# [Short task]
Among the entries below, count the lines where the string "digit" occurs, and give only the number.

# [Data extract]
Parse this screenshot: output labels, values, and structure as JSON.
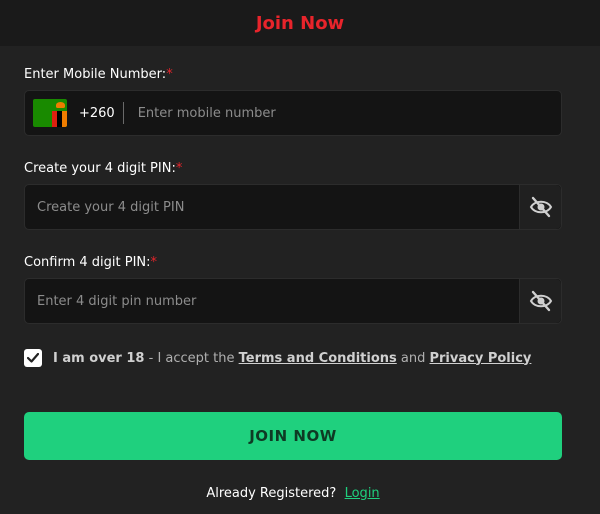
{
  "header": {
    "title": "Join Now"
  },
  "mobile": {
    "label": "Enter Mobile Number:",
    "required_mark": "*",
    "country_code": "+260",
    "flag_icon": "zambia-flag-icon",
    "placeholder": "Enter mobile number"
  },
  "pin": {
    "label": "Create your 4 digit PIN:",
    "required_mark": "*",
    "placeholder": "Create your 4 digit PIN",
    "toggle_icon": "eye-slash-icon"
  },
  "confirm_pin": {
    "label": "Confirm 4 digit PIN:",
    "required_mark": "*",
    "placeholder": "Enter 4 digit pin number",
    "toggle_icon": "eye-slash-icon"
  },
  "consent": {
    "checked": true,
    "age_text": "I am over 18",
    "dash": " - ",
    "accept_text": "I accept the ",
    "terms_link": "Terms and Conditions",
    "and_text": " and ",
    "privacy_link": "Privacy Policy"
  },
  "submit": {
    "label": "JOIN NOW"
  },
  "footer": {
    "already_text": "Already Registered?  ",
    "login_link": "Login"
  },
  "colors": {
    "accent_red": "#e8242b",
    "accent_green": "#1fd07e",
    "background": "#222222",
    "field_bg": "#141414"
  }
}
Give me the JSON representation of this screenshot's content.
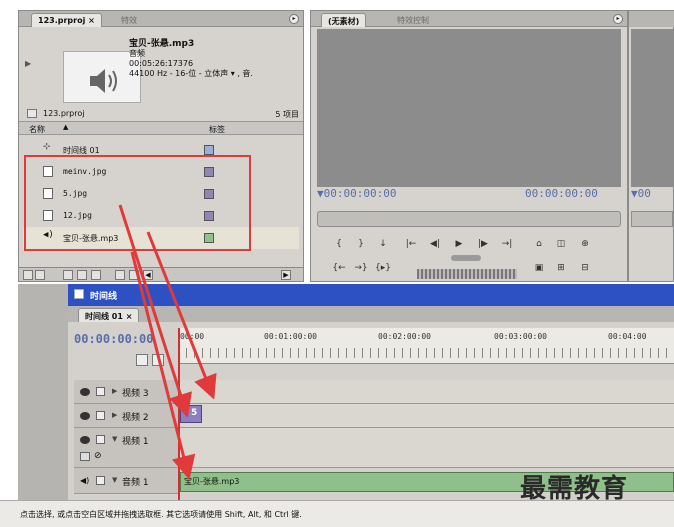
{
  "project_panel": {
    "tabs": [
      {
        "label": "123.prproj ×"
      },
      {
        "label": "特效"
      }
    ],
    "clip": {
      "name": "宝贝-张悬.mp3",
      "type": "音频",
      "duration": "00:05:26:17376",
      "format": "44100 Hz - 16-位 - 立体声 ▾ , 音."
    },
    "project_name": "123.prproj",
    "item_count": "5 项目",
    "col_name": "名称",
    "col_label": "标签",
    "items": [
      {
        "name": "时间线 01"
      },
      {
        "name": "meinv.jpg"
      },
      {
        "name": "5.jpg"
      },
      {
        "name": "12.jpg"
      },
      {
        "name": "宝贝-张悬.mp3"
      }
    ]
  },
  "monitor": {
    "tabs": [
      {
        "label": "(无素材)"
      },
      {
        "label": "特效控制"
      }
    ],
    "timecode_in": "▼00:00:00:00",
    "timecode_out": "00:00:00:00",
    "right_timecode": "▼00",
    "controls_row1": [
      "{",
      "}",
      "↓",
      "|←",
      "◀|",
      "▶",
      "|▶",
      "→|",
      "⌂",
      "◫",
      "⊕"
    ],
    "controls_row2": [
      "{←",
      "→}",
      "{▸}",
      "",
      "",
      "▣",
      "⊞",
      "⊟"
    ]
  },
  "timeline": {
    "title": "时间线",
    "tab": "时间线 01 ×",
    "timecode": "00:00:00:00",
    "ruler_labels": [
      "00:00",
      "00:01:00:00",
      "00:02:00:00",
      "00:03:00:00",
      "00:04:00"
    ],
    "tracks": [
      {
        "name": "视频 3"
      },
      {
        "name": "视频 2"
      },
      {
        "name": "视频 1"
      },
      {
        "name": "音频 1"
      }
    ],
    "clip_video2_label": "5",
    "clip_audio1_label": "宝贝-张悬.mp3"
  },
  "status_bar": {
    "text": "点击选择, 或点击空白区域并拖拽选取框. 其它选项请使用 Shift, Alt, 和 Ctrl 键."
  },
  "watermark": "最需教育",
  "colors": {
    "highlight": "#e03a3a",
    "timeline_title": "#2d50c2",
    "image_label": "#8f86b5",
    "audio_label": "#8fc28c",
    "timecode": "#5a6da8"
  }
}
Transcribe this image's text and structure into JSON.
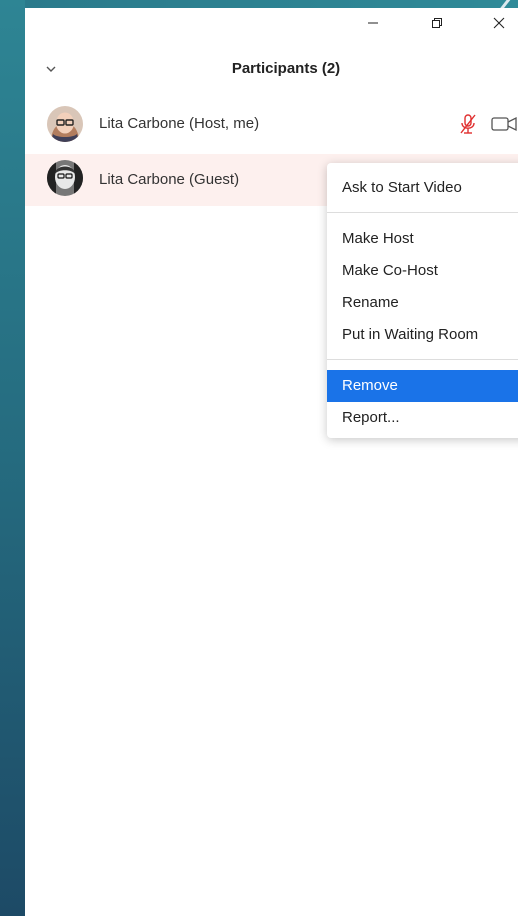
{
  "window": {
    "controls": [
      "minimize",
      "restore",
      "close"
    ]
  },
  "panel": {
    "title": "Participants (2)",
    "collapse_icon": "chevron-down-icon"
  },
  "participants": [
    {
      "name": "Lita Carbone (Host, me)",
      "mic": "muted",
      "video": "off"
    },
    {
      "name": "Lita Carbone (Guest)",
      "highlighted": true
    }
  ],
  "context_menu": {
    "items": [
      {
        "label": "Ask to Start Video"
      },
      {
        "label": "Make Host"
      },
      {
        "label": "Make Co-Host"
      },
      {
        "label": "Rename"
      },
      {
        "label": "Put in Waiting Room"
      },
      {
        "label": "Remove",
        "active": true
      },
      {
        "label": "Report..."
      }
    ]
  },
  "colors": {
    "accent": "#1a73e8",
    "muted_mic": "#e02f2f",
    "row_highlight": "#fdf0ee"
  }
}
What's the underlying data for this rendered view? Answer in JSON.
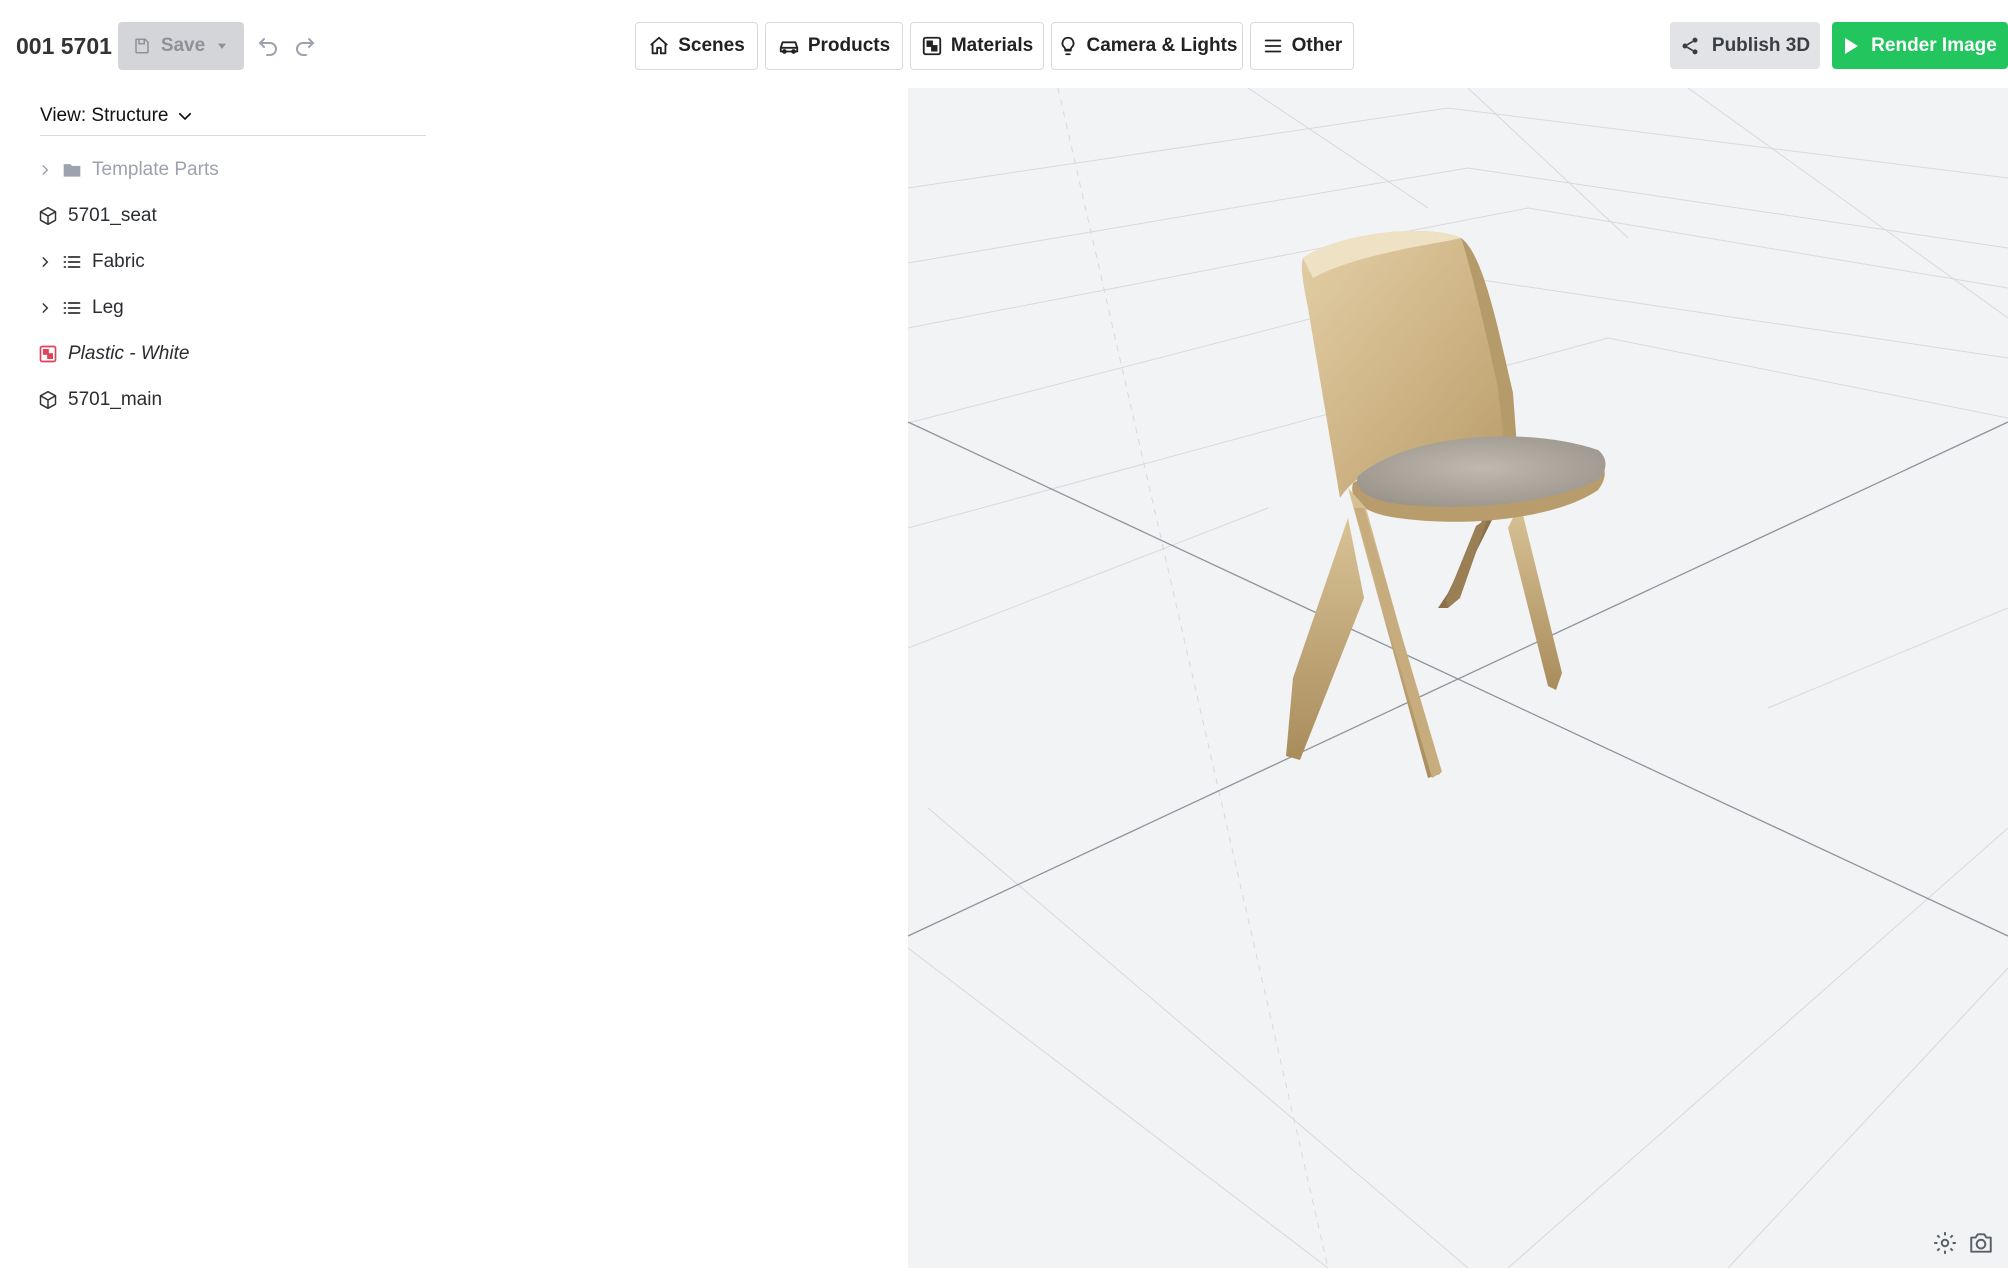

# [Reply]
4